[Data excerpts]

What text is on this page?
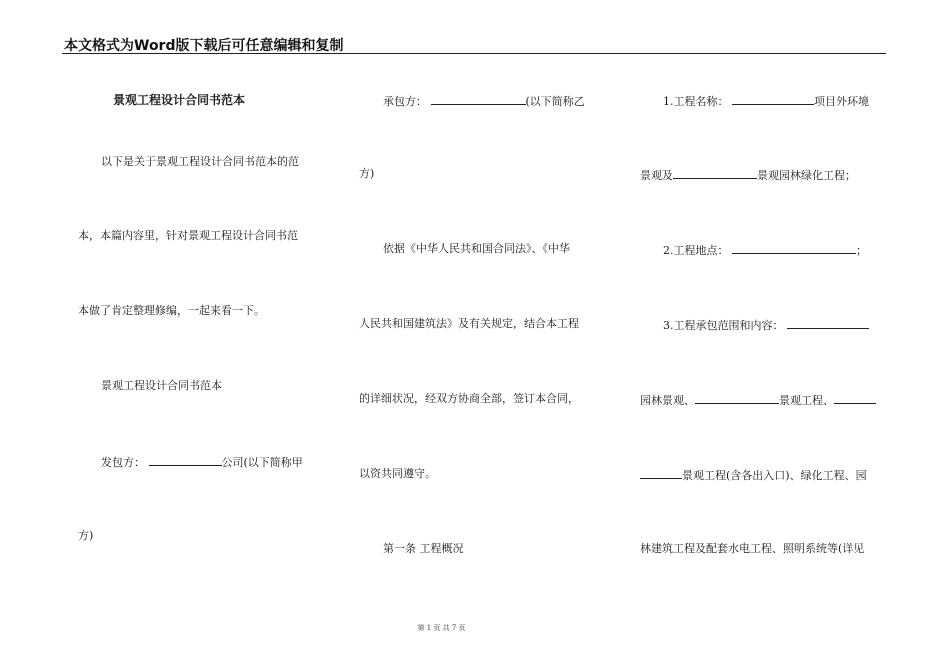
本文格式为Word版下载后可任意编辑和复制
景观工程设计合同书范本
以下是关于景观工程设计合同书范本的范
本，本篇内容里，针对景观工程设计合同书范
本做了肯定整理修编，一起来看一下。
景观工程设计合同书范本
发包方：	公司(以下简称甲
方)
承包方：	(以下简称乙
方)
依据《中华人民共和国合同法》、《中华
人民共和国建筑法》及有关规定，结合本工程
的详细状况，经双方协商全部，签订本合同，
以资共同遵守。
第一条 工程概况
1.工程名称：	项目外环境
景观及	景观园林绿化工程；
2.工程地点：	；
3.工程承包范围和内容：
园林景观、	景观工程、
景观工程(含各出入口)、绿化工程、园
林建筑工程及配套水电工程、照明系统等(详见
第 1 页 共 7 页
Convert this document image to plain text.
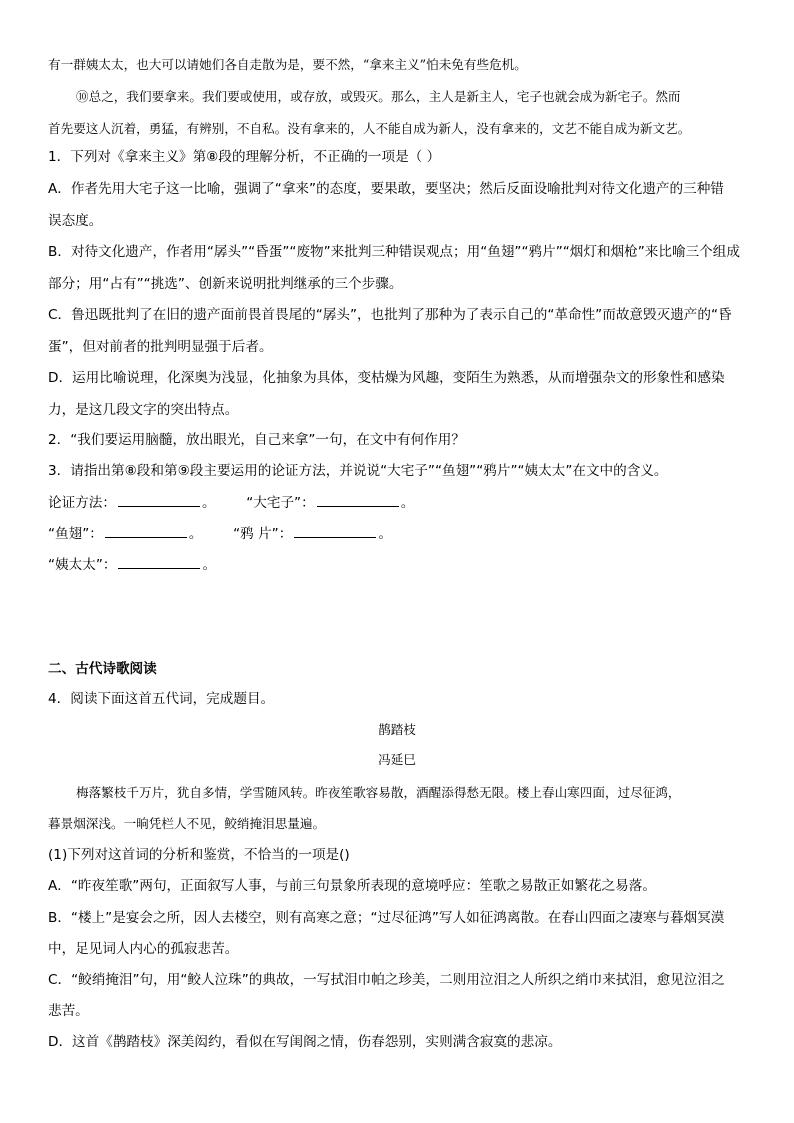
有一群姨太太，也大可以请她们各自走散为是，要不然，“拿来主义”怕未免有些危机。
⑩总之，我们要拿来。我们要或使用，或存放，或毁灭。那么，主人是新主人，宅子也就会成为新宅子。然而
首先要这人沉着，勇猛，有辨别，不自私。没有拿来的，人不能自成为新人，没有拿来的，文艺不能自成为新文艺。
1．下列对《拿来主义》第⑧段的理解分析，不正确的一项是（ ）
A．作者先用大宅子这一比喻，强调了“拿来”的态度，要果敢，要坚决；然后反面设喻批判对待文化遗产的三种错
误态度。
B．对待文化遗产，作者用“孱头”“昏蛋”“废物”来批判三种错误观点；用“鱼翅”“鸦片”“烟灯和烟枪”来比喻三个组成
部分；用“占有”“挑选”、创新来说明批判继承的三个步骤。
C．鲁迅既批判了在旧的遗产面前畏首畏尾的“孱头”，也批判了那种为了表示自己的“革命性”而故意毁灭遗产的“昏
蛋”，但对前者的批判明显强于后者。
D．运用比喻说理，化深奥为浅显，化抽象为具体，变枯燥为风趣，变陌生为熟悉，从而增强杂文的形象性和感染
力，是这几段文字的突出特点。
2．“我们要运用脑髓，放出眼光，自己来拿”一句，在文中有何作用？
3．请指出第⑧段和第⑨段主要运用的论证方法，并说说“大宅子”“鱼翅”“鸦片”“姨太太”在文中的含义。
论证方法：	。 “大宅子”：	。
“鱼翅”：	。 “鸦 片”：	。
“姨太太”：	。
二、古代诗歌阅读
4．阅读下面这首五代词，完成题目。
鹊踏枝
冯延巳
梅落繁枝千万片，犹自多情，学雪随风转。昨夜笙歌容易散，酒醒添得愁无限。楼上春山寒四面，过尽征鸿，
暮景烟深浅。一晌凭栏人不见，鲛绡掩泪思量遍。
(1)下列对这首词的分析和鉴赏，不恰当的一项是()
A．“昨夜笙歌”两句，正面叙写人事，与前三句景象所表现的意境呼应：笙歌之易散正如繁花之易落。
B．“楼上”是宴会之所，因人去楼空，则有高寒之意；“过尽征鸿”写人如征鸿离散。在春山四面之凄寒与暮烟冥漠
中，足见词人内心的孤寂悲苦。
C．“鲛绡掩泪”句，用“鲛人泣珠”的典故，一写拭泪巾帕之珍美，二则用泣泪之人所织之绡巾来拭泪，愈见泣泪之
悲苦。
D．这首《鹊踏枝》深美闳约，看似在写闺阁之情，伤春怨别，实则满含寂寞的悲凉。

--

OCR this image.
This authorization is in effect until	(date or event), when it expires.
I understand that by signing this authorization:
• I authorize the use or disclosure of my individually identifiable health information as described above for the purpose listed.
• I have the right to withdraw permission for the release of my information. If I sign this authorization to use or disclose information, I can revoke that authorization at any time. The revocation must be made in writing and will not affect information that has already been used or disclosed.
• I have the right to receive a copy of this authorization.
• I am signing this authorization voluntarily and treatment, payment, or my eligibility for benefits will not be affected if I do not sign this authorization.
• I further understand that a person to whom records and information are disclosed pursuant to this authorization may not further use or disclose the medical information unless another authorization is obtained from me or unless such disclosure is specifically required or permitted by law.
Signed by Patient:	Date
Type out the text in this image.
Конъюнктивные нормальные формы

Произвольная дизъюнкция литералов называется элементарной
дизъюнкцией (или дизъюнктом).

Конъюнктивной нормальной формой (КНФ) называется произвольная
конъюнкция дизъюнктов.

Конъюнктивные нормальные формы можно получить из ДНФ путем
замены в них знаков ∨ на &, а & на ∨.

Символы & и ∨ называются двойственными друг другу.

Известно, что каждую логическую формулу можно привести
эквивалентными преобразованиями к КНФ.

_WORK TO DO_
Extract all lines from the material above that include the word "disclose".

_RESULT_
• I have the right to withdraw permission for the release of my information. If I sign this authorization to use or disclose information, I can revoke that authorization at any time. The revocation must be made in writing and will not affect information that has already been used or disclosed.
• I further understand that a person to whom records and information are disclosed pursuant to this authorization may not further use or disclose the medical information unless another authorization is obtained from me or unless such disclosure is specifically required or permitted by law.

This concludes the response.